→ Material for this task
☆ ☆ ☆ ☆
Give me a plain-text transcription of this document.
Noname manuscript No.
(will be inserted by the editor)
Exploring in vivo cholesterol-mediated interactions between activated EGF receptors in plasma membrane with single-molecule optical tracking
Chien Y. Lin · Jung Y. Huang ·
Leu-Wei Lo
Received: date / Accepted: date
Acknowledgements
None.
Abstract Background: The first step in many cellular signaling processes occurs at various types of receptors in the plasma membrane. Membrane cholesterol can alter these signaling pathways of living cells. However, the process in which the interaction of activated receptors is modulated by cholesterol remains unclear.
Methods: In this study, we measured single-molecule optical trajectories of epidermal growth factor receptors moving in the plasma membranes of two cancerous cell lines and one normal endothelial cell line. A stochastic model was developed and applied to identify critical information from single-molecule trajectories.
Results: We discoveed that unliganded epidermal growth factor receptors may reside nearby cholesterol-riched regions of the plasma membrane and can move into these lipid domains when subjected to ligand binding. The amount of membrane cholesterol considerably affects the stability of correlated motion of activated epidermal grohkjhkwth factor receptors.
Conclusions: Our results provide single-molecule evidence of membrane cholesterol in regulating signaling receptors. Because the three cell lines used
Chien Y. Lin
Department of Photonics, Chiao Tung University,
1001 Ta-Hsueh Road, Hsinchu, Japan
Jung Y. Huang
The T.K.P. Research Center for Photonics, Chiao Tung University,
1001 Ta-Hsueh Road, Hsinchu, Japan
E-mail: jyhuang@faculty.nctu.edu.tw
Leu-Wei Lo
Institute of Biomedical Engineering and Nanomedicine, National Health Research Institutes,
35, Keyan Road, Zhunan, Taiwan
☆ ☆ ☆ ☆
→ What you will do
From beginning to end, the data must be duplicated exactly.

→ Solution
Give me a plain-text transcription of this document.
Noname manuscript No.
(will be inserted by the editor)
Exploring in vivo cholesterol-mediated interactions between activated EGF receptors in plasma membrane with single-molecule optical tracking
Chien Y. Lin · Jung Y. Huang ·
Leu-Wei Lo
Received: date / Accepted: date
Acknowledgements
None.
Abstract Background: The first step in many cellular signaling processes occurs at various types of receptors in the plasma membrane. Membrane cholesterol can alter these signaling pathways of living cells. However, the process in which the interaction of activated receptors is modulated by cholesterol remains unclear.
Methods: In this study, we measured single-molecule optical trajectories of epidermal growth factor receptors moving in the plasma membranes of two cancerous cell lines and one normal endothelial cell line. A stochastic model was developed and applied to identify critical information from single-molecule trajectories.
Results: We discoveed that unliganded epidermal growth factor receptors may reside nearby cholesterol-riched regions of the plasma membrane and can move into these lipid domains when subjected to ligand binding. The amount of membrane cholesterol considerably affects the stability of correlated motion of activated epidermal grohkjhkwth factor receptors.
Conclusions: Our results provide single-molecule evidence of membrane cholesterol in regulating signaling receptors. Because the three cell lines used
Chien Y. Lin
Department of Photonics, Chiao Tung University,
1001 Ta-Hsueh Road, Hsinchu, Japan
Jung Y. Huang
The T.K.P. Research Center for Photonics, Chiao Tung University,
1001 Ta-Hsueh Road, Hsinchu, Japan
E-mail: jyhuang@faculty.nctu.edu.tw
Leu-Wei Lo
Institute of Biomedical Engineering and Nanomedicine, National Health Research Institutes,
35, Keyan Road, Zhunan, Taiwan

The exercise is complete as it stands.